#### The task
Pull out every line below that contains the word "Options".

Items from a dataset
+---+

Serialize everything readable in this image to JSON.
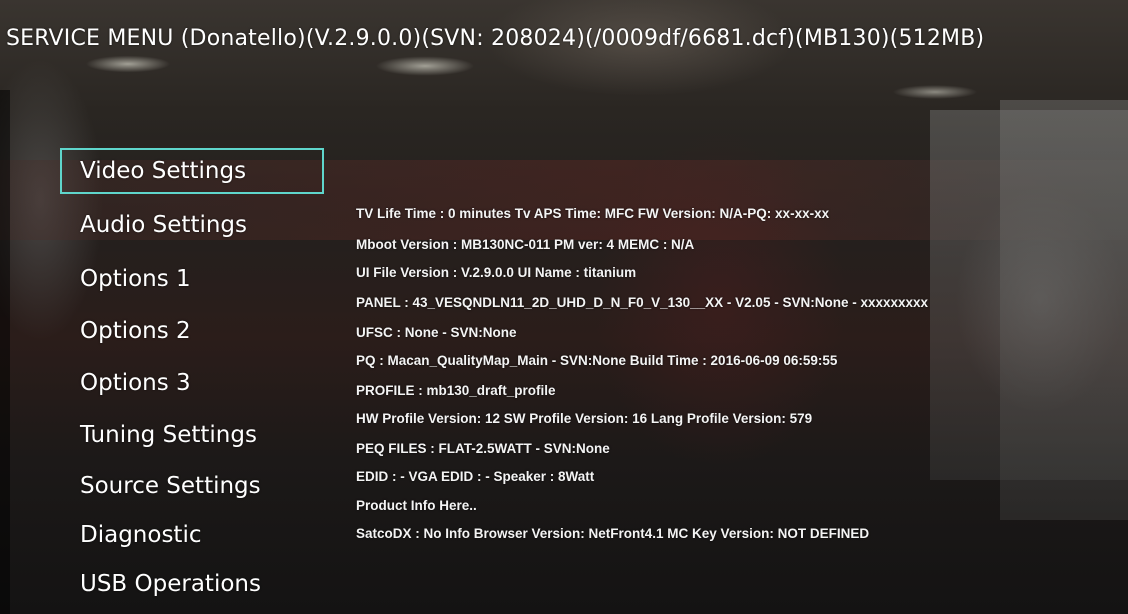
{
  "header": {
    "title": "SERVICE MENU (Donatello)(V.2.9.0.0)(SVN: 208024)(/0009df/6681.dcf)(MB130)(512MB)"
  },
  "menu": {
    "items": [
      {
        "label": "Video Settings",
        "selected": true
      },
      {
        "label": "Audio Settings",
        "selected": false
      },
      {
        "label": "Options 1",
        "selected": false
      },
      {
        "label": "Options 2",
        "selected": false
      },
      {
        "label": "Options 3",
        "selected": false
      },
      {
        "label": "Tuning Settings",
        "selected": false
      },
      {
        "label": "Source Settings",
        "selected": false
      },
      {
        "label": "Diagnostic",
        "selected": false
      },
      {
        "label": "USB Operations",
        "selected": false
      }
    ]
  },
  "info": {
    "lines": [
      "TV Life Time : 0 minutes  Tv APS Time:  MFC FW Version: N/A-PQ: xx-xx-xx",
      "Mboot Version : MB130NC-011 PM ver: 4 MEMC : N/A",
      "UI File Version : V.2.9.0.0  UI Name : titanium",
      "PANEL : 43_VESQNDLN11_2D_UHD_D_N_F0_V_130__XX - V2.05 - SVN:None - xxxxxxxxx",
      "UFSC : None - SVN:None",
      "PQ : Macan_QualityMap_Main - SVN:None  Build Time : 2016-06-09 06:59:55",
      "PROFILE : mb130_draft_profile",
      "HW Profile Version: 12  SW Profile Version: 16  Lang Profile Version: 579",
      "PEQ FILES : FLAT-2.5WATT - SVN:None",
      "EDID : -    VGA EDID : -    Speaker : 8Watt",
      "Product Info Here..",
      "SatcoDX : No Info  Browser Version: NetFront4.1   MC Key Version: NOT DEFINED"
    ]
  },
  "colors": {
    "selection_border": "#5fd6cc",
    "text": "#ffffff"
  }
}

+---+

#### Final answer
        "label": "Options 1",
        "label": "Options 2",
        "label": "Options 3",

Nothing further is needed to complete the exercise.